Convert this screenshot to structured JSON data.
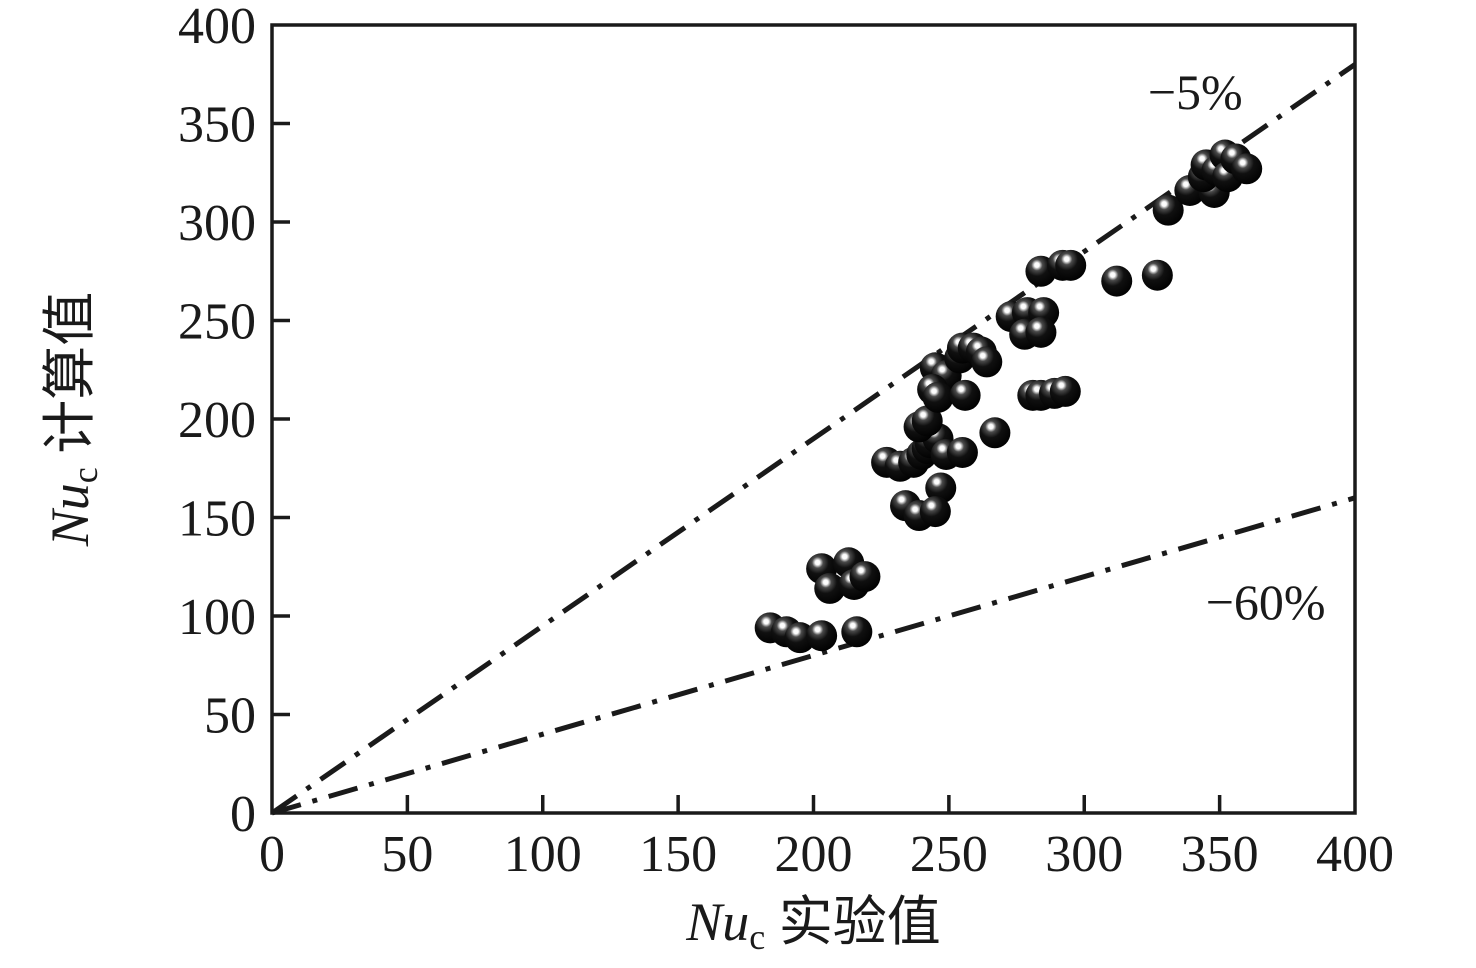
{
  "figure": {
    "background": "#ffffff",
    "ink_color": "#1a1a1a",
    "marker_color": "#000000",
    "marker_highlight": "#ffffff"
  },
  "chart_data": {
    "type": "scatter",
    "title": "",
    "xlabel": {
      "var": "Nu",
      "sub": "c",
      "rest": " 实验值"
    },
    "ylabel": {
      "var": "Nu",
      "sub": "c",
      "rest": " 计算值"
    },
    "xlim": [
      0,
      400
    ],
    "ylim": [
      0,
      400
    ],
    "x_ticks": [
      0,
      50,
      100,
      150,
      200,
      250,
      300,
      350,
      400
    ],
    "y_ticks": [
      0,
      50,
      100,
      150,
      200,
      250,
      300,
      350,
      400
    ],
    "grid": false,
    "legend": "none",
    "marker": {
      "shape": "sphere",
      "radius_px": 15.5
    },
    "ref_lines": [
      {
        "label": "−5%",
        "slope": 0.95,
        "style": "dash-dot"
      },
      {
        "label": "−60%",
        "slope": 0.4,
        "style": "dash-dot"
      }
    ],
    "annotations": [
      {
        "text": "−5%",
        "x": 341,
        "y": 366
      },
      {
        "text": "−60%",
        "x": 367,
        "y": 107
      }
    ],
    "points": [
      [
        184,
        94
      ],
      [
        190,
        92
      ],
      [
        195,
        89
      ],
      [
        203,
        90
      ],
      [
        216,
        92
      ],
      [
        203,
        124
      ],
      [
        213,
        127
      ],
      [
        206,
        114
      ],
      [
        215,
        116
      ],
      [
        219,
        120
      ],
      [
        227,
        178
      ],
      [
        232,
        176
      ],
      [
        237,
        178
      ],
      [
        240,
        182
      ],
      [
        242,
        185
      ],
      [
        243,
        188
      ],
      [
        246,
        190
      ],
      [
        239,
        196
      ],
      [
        242,
        199
      ],
      [
        249,
        182
      ],
      [
        255,
        183
      ],
      [
        267,
        193
      ],
      [
        247,
        165
      ],
      [
        234,
        156
      ],
      [
        239,
        151
      ],
      [
        245,
        153
      ],
      [
        245,
        226
      ],
      [
        249,
        222
      ],
      [
        244,
        215
      ],
      [
        246,
        211
      ],
      [
        256,
        212
      ],
      [
        254,
        231
      ],
      [
        255,
        236
      ],
      [
        259,
        236
      ],
      [
        262,
        234
      ],
      [
        264,
        229
      ],
      [
        281,
        212
      ],
      [
        284,
        212
      ],
      [
        289,
        213
      ],
      [
        293,
        214
      ],
      [
        273,
        252
      ],
      [
        279,
        254
      ],
      [
        285,
        254
      ],
      [
        278,
        243
      ],
      [
        284,
        244
      ],
      [
        284,
        275
      ],
      [
        292,
        278
      ],
      [
        295,
        278
      ],
      [
        312,
        270
      ],
      [
        327,
        273
      ],
      [
        331,
        306
      ],
      [
        339,
        316
      ],
      [
        348,
        315
      ],
      [
        344,
        323
      ],
      [
        345,
        329
      ],
      [
        349,
        326
      ],
      [
        352,
        334
      ],
      [
        353,
        323
      ],
      [
        356,
        332
      ],
      [
        360,
        327
      ]
    ]
  }
}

***

• [OBJECTIVE] All of the data above should be transcribed verbatim, with pictures omitted.

• [WRITTEN RESPONSE]
Convert this screenshot to structured JSON data.
{
  "figure": {
    "background": "#ffffff",
    "ink_color": "#1a1a1a",
    "marker_color": "#000000",
    "marker_highlight": "#ffffff"
  },
  "chart_data": {
    "type": "scatter",
    "title": "",
    "xlabel": {
      "var": "Nu",
      "sub": "c",
      "rest": " 实验值"
    },
    "ylabel": {
      "var": "Nu",
      "sub": "c",
      "rest": " 计算值"
    },
    "xlim": [
      0,
      400
    ],
    "ylim": [
      0,
      400
    ],
    "x_ticks": [
      0,
      50,
      100,
      150,
      200,
      250,
      300,
      350,
      400
    ],
    "y_ticks": [
      0,
      50,
      100,
      150,
      200,
      250,
      300,
      350,
      400
    ],
    "grid": false,
    "legend": "none",
    "marker": {
      "shape": "sphere",
      "radius_px": 15.5
    },
    "ref_lines": [
      {
        "label": "−5%",
        "slope": 0.95,
        "style": "dash-dot"
      },
      {
        "label": "−60%",
        "slope": 0.4,
        "style": "dash-dot"
      }
    ],
    "annotations": [
      {
        "text": "−5%",
        "x": 341,
        "y": 366
      },
      {
        "text": "−60%",
        "x": 367,
        "y": 107
      }
    ],
    "points": [
      [
        184,
        94
      ],
      [
        190,
        92
      ],
      [
        195,
        89
      ],
      [
        203,
        90
      ],
      [
        216,
        92
      ],
      [
        203,
        124
      ],
      [
        213,
        127
      ],
      [
        206,
        114
      ],
      [
        215,
        116
      ],
      [
        219,
        120
      ],
      [
        227,
        178
      ],
      [
        232,
        176
      ],
      [
        237,
        178
      ],
      [
        240,
        182
      ],
      [
        242,
        185
      ],
      [
        243,
        188
      ],
      [
        246,
        190
      ],
      [
        239,
        196
      ],
      [
        242,
        199
      ],
      [
        249,
        182
      ],
      [
        255,
        183
      ],
      [
        267,
        193
      ],
      [
        247,
        165
      ],
      [
        234,
        156
      ],
      [
        239,
        151
      ],
      [
        245,
        153
      ],
      [
        245,
        226
      ],
      [
        249,
        222
      ],
      [
        244,
        215
      ],
      [
        246,
        211
      ],
      [
        256,
        212
      ],
      [
        254,
        231
      ],
      [
        255,
        236
      ],
      [
        259,
        236
      ],
      [
        262,
        234
      ],
      [
        264,
        229
      ],
      [
        281,
        212
      ],
      [
        284,
        212
      ],
      [
        289,
        213
      ],
      [
        293,
        214
      ],
      [
        273,
        252
      ],
      [
        279,
        254
      ],
      [
        285,
        254
      ],
      [
        278,
        243
      ],
      [
        284,
        244
      ],
      [
        284,
        275
      ],
      [
        292,
        278
      ],
      [
        295,
        278
      ],
      [
        312,
        270
      ],
      [
        327,
        273
      ],
      [
        331,
        306
      ],
      [
        339,
        316
      ],
      [
        348,
        315
      ],
      [
        344,
        323
      ],
      [
        345,
        329
      ],
      [
        349,
        326
      ],
      [
        352,
        334
      ],
      [
        353,
        323
      ],
      [
        356,
        332
      ],
      [
        360,
        327
      ]
    ]
  }
}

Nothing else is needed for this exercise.